§ Source:
Joint par Le Parisien, ce père de famille de cinq enfants a accepté de nous raconter cette séquence. Et le fil de cette journée qu’il affirme avoir terminée au commissariat de police, « bloqué plus de quatre heures », pour un contrôle d’identité sans rapport avec son échange élyséen.

« Macron souriait alors que je venais de me faire gazer »

Au téléphone, ce cariste de profession peine à contenir sa colère. Il y a aussi des regrets dans sa voix. Comme l’impression d’avoir été piégé. Venu manifester aux côtés des soignants, il prend le métro ce mardi après-midi et débarque « par hasard » aux Tuileries avec quatre amis. Le cortège venait alors d’être dispersé place de la Bastille, sans nasse policière mais sous quelques jets de gaz lacrymogènes.

VIDEO. « J’y crois pas ! » : quand un groupe de Gilets jaunes croise Macron par hasard

Par « peur de dire une bêtise », Richard refuse d’abord de s’approcher du couple présidentiel, déjà cerné par les smartphones des badauds. Finalement, tout bascule après que lui et d’autres entonnent leur slogan habituel : « Macron démission !» « Un bon 14 Juillet. Vous pouvez vous égosiller. Il y a une démocratie », ironise Macron. Tout sourire, le chef de l’Etat prend tout le monde de court, ses gardes du corps les premiers.

§ Contenu des données:
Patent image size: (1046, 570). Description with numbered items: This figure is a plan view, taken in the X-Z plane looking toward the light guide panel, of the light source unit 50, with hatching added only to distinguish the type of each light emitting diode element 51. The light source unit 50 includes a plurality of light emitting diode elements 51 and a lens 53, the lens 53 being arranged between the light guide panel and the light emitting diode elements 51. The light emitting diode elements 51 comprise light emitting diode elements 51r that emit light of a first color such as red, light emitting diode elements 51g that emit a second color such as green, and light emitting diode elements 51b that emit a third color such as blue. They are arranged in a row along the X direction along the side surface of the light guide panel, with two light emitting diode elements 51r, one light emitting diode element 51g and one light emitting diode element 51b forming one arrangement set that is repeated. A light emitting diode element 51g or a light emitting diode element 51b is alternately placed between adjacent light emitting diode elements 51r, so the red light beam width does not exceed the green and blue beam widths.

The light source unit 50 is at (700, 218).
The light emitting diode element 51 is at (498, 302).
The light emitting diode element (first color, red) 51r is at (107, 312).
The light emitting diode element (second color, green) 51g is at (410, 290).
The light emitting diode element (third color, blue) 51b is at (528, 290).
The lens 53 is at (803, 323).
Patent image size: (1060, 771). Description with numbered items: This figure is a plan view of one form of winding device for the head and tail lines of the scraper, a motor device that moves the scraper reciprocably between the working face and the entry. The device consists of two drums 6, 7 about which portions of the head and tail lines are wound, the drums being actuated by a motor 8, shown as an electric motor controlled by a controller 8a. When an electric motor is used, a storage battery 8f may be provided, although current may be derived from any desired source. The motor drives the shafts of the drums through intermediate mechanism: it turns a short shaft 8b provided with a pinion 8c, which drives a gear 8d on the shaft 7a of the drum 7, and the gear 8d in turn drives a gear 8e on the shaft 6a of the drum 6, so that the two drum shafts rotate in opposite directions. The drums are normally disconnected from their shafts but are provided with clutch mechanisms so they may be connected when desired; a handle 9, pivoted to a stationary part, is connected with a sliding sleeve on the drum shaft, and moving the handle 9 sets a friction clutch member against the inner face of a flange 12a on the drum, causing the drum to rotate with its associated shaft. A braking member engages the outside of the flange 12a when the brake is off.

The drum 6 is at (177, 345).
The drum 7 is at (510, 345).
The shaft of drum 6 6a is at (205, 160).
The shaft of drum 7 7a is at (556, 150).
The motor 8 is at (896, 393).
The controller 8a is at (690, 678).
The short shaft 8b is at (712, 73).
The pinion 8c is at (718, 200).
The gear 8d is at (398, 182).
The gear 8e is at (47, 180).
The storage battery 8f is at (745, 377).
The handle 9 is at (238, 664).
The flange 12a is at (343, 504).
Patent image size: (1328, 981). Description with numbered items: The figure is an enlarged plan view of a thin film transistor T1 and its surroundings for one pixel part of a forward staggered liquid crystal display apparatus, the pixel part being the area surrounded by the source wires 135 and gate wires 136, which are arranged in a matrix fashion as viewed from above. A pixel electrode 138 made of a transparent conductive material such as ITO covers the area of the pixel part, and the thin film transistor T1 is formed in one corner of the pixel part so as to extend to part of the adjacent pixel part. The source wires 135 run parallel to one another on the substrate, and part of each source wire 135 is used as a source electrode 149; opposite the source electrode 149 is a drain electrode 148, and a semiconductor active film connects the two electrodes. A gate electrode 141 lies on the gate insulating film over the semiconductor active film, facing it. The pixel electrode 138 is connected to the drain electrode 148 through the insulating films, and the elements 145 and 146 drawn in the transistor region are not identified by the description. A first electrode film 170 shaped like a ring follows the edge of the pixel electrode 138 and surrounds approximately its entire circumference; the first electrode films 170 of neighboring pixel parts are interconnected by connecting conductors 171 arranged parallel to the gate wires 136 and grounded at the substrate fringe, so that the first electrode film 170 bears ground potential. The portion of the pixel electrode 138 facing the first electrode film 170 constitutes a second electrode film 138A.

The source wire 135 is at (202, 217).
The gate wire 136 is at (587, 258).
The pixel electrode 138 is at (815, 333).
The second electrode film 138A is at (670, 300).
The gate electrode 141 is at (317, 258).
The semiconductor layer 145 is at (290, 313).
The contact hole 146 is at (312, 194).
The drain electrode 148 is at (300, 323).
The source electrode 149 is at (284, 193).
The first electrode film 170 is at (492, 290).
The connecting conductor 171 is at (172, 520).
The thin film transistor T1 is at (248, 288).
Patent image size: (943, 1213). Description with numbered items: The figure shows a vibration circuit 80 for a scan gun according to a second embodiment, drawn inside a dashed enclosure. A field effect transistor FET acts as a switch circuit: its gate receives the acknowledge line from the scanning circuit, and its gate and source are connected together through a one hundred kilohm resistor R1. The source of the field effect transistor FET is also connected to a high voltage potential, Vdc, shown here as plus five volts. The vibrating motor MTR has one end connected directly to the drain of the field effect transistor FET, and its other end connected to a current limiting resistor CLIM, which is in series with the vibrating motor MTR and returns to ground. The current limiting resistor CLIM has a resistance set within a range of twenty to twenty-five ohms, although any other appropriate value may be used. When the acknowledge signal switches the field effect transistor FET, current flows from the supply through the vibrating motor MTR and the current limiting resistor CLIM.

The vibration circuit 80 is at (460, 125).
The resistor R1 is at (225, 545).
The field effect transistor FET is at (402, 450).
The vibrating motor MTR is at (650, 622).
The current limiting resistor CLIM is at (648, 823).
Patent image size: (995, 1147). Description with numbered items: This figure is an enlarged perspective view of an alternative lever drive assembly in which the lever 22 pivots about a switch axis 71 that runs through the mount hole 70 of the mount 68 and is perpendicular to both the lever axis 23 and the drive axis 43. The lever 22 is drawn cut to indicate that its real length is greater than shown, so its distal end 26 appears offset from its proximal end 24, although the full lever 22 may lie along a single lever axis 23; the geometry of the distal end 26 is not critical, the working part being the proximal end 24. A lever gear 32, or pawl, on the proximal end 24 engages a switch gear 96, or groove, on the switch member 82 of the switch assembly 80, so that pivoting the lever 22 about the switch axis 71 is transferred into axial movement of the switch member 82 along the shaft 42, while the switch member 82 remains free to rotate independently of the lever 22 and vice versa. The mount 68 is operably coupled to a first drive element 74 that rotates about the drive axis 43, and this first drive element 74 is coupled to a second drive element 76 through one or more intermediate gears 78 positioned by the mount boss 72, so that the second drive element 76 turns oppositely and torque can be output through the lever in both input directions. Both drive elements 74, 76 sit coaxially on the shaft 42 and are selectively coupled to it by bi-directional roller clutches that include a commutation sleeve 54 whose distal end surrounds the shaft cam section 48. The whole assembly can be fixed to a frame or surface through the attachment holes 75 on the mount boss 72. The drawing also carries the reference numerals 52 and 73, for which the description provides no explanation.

§ Consignes de l'exercice:
A. Dans l'article sur la rencontre entre Richard et Macron aux Tuileries, combien de temps Richard dit-il avoir passé bloqué au commissariat ?
B. Poursuivez l'article sur la rencontre entre Richard et Macron aux Tuileries à la suite de sa dernière phrase.

§ Résultats de l'exercice:
A. Plus de quatre heures.

B.
Ces trois phrases du président sonnent le début du brouhaha. « Tu vas virer, tu vas virer ! », tance le manifestant, hors de lui. « A ce moment-là, j’étais fou de rage. C’est de la provoc’ et une forme de mépris. Déjà que je suis sanguin, mais alors c’est encore pire face à quelqu’un que je n’aime pas », confie Richard Z., avouant regretter les noms d’oiseau prononcés.

« Macron souriait alors que je venais de me faire gazer 50 minutes avant, poursuit-il. Comment voulez-vous qu’on réagisse ? On ne peut pas réagir normalement. Dans des conditions pareilles, c’était compliqué. Je n’ai pas de regrets sur le fond, mais j’aurai aimé expliquer nos revendications plus clairement, c’est sûr. »

« Il m’a eu, c’est clair »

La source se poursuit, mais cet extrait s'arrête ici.